**Ejercicio 1:** Según el texto sobre el análisis de Interpol, ¿desde qué año reconoce la Organización de las Naciones Unidas a esta policía como organismo intergubernamental?
**Ejercicio 2:**
Indica si cada afirmación concuerda con el texto sobre el análisis de Interpol. Responde sí o no y cita las palabras del texto que lo deciden.
(a) Interpol concluyó que el material de las computadoras era original.
(b) Interpol determinó si la información de los archivos es cierta.
(c) Los archivos analizados son más de 16.000.
**Ejercicio 3:** Prosigue el texto sobre el análisis de Interpol a partir de su última oración.

Se abre un nuevo capítulo en la tensión política entre Colombia, Venezuela y Ecuador.
El análisis realizado por la Interpol a las computadoras del líder de las Fuerzas Armadas Revolucionarias de Colombia Raúl Reyes indica que el material no fue manipulado y que es original. Desde 1971, la Organización de las Naciones Unidas ha reconocido a esta policía como un organismo intergubernamental para adelantar este tipo de investigaciones. Su base de datos ha facilitado el seguimiento de personas u organizaciones sancionadas por la Organización de Naciones Unidas, como Al Qaeda y los talibanes de Afganistán.
Si bien es cierto que Interpol no se pronuncia sobre si la información contenida en más de 16.000 archivos, es cierta o no, la comprobación de que éstas no fueron objeto de montajes ni falsificaciones salva de responsabilidad al Ejército colombiano.

(Elementos de una fuente de datos)
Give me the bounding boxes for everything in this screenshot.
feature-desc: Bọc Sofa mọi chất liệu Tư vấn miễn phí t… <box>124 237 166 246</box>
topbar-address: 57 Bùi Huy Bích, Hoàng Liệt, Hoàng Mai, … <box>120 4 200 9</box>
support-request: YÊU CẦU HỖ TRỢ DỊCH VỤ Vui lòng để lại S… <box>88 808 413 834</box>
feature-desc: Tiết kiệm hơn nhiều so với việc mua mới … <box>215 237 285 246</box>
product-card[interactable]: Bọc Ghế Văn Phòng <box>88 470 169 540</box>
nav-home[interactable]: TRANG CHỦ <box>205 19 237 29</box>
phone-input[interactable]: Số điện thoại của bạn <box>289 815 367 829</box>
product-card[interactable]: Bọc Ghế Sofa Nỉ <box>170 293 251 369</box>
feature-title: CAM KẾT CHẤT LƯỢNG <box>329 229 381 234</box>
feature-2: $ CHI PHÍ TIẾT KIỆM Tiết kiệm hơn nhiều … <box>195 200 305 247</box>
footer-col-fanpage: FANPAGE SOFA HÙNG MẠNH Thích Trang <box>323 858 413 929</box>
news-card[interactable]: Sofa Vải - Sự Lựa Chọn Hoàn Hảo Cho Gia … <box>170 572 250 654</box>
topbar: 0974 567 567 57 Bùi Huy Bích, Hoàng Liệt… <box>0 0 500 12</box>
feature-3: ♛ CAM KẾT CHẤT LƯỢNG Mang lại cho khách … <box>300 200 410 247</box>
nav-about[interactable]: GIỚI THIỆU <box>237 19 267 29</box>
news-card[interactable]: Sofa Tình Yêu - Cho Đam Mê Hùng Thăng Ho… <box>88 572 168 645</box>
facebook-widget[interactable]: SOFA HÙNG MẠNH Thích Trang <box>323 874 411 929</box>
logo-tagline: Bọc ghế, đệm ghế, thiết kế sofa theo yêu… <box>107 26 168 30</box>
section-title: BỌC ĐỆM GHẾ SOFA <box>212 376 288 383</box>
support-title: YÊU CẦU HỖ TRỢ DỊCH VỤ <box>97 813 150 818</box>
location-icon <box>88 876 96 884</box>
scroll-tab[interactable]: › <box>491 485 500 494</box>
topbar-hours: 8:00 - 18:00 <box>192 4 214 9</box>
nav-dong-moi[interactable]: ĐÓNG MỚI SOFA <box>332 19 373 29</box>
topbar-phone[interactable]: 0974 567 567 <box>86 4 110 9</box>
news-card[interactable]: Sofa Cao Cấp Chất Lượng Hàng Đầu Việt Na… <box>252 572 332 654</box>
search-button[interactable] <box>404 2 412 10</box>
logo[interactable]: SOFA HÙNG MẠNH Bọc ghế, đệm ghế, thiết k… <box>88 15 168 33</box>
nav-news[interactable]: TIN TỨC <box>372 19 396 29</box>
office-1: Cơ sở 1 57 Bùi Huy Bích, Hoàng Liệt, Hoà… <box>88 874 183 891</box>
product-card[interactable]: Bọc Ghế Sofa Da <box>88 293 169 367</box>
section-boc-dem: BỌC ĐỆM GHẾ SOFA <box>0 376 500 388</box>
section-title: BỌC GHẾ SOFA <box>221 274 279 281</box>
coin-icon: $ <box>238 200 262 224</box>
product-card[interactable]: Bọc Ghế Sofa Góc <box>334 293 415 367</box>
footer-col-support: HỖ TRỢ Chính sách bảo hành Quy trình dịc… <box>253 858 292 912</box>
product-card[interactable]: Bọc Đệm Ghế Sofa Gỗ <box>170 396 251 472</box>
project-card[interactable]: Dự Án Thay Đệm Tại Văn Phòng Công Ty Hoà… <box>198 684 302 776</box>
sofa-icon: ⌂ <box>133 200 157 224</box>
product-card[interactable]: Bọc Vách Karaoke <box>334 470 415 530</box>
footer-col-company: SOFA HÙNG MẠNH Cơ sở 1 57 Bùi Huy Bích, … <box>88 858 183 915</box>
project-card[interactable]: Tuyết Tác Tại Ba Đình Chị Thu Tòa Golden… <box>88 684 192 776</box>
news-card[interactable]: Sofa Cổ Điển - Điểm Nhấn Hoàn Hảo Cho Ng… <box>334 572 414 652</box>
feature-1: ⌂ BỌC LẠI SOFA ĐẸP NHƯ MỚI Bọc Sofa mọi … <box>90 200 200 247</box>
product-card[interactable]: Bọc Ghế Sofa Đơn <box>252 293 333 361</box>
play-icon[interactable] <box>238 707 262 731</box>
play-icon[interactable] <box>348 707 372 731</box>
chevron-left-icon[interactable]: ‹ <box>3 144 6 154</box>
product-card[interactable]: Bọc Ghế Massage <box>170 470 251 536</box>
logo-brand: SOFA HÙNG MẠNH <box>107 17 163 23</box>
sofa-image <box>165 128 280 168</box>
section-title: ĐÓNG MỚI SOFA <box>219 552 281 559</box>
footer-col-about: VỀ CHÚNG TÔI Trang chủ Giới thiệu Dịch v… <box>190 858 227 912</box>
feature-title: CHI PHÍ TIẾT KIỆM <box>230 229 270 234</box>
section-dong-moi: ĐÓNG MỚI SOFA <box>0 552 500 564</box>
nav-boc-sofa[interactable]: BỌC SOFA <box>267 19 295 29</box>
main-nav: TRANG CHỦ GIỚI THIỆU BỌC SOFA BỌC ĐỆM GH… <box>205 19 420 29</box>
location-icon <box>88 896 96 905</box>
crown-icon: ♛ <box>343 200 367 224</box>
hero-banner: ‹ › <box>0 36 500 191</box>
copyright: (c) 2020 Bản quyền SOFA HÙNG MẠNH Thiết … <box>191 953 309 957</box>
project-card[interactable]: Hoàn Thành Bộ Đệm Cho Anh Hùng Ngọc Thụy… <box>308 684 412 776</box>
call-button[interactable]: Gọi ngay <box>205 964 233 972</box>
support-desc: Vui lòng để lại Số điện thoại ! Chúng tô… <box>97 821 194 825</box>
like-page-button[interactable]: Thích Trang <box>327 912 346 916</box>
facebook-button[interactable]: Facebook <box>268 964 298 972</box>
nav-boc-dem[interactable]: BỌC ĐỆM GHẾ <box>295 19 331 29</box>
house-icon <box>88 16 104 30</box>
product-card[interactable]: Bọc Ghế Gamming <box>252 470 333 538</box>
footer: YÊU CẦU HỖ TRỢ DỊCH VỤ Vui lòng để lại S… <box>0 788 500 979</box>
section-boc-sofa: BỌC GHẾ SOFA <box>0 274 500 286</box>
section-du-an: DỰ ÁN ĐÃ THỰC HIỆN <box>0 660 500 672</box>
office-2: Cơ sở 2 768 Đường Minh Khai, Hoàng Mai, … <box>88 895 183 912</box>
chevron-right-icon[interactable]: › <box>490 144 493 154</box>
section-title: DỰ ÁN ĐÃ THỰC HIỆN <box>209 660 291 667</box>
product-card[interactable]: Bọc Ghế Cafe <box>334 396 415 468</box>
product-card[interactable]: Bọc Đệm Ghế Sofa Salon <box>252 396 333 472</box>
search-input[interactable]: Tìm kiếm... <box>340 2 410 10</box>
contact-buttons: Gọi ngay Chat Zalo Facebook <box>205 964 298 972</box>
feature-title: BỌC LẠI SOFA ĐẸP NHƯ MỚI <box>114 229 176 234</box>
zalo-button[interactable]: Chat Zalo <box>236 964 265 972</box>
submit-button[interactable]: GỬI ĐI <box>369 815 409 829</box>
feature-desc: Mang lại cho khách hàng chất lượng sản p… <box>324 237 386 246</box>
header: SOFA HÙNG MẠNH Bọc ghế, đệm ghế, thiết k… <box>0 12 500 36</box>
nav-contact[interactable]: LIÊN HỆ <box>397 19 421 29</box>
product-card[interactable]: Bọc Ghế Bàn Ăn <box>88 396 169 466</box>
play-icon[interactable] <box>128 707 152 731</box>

**Respuesta escrita 1:** Desde 1971.

**Respuesta escrita 2:**
(a) Sí: "el material no fue manipulado y que es original".
(b) No: "Interpol no se pronuncia sobre si la información contenida en más de 16.000 archivos, es cierta o no".
(c) Sí: "más de 16.000 archivos".

**Respuesta escrita 3:**
¿Tenían interés las FARC en archivar información falsa? ¿Para qué construir una data tan gruesa a punta de inexactitudes? ¿Es concebible tal grado de mitomanía en un grupo que ha demostrado eficacia y precisión en sus operaciones? Pero existe un hecho demasiado claro. Lo que se conoce de las revelaciones contenidas en las computadoras no dista mucho de lo que ha sido el comportamiento admitido por los gobiernos de Chávez y Correa.
La propuesta chavista de conferirle a la guerrilla la condición de beligerante y desechar la calificación como terrorista, habla de una estrecha identificación en objetivos políticos. Correa hace poco declaraba su decisión de mantener vínculos con los hombres de Tirofijo.
Por supuesto, Ca racas y Quito han descalificado la investigación. Chávez llegó incluso a plantear que se trata de un pretexto para provocar una agresión armada colombiana a Venezuela con el apoyo de Estados Unidos.
Sin embargo, la conflictividad entre los tres países, que parecía atenuada, ha cobrado nueva fuerza. Los contenidos de las computadoras constituyen una prueba, si no vinculante, perfectamente convincente sobre el grado de complicidad de los dos países con las Fuerzas Armadas Revolucionarias de Colombia . No son gratuitas las advertencias de José Manuel Durao Barroso, presidente de la Unión Europea, sobre "el populismo político y cultural" en Suramérica y el incidente de Chávez con la canciller alemana Angela Merkel. Otro enorme obstáculo se levanta para la estrategia (severamente golpeada en Bolivia) de expansión continental del chavismo.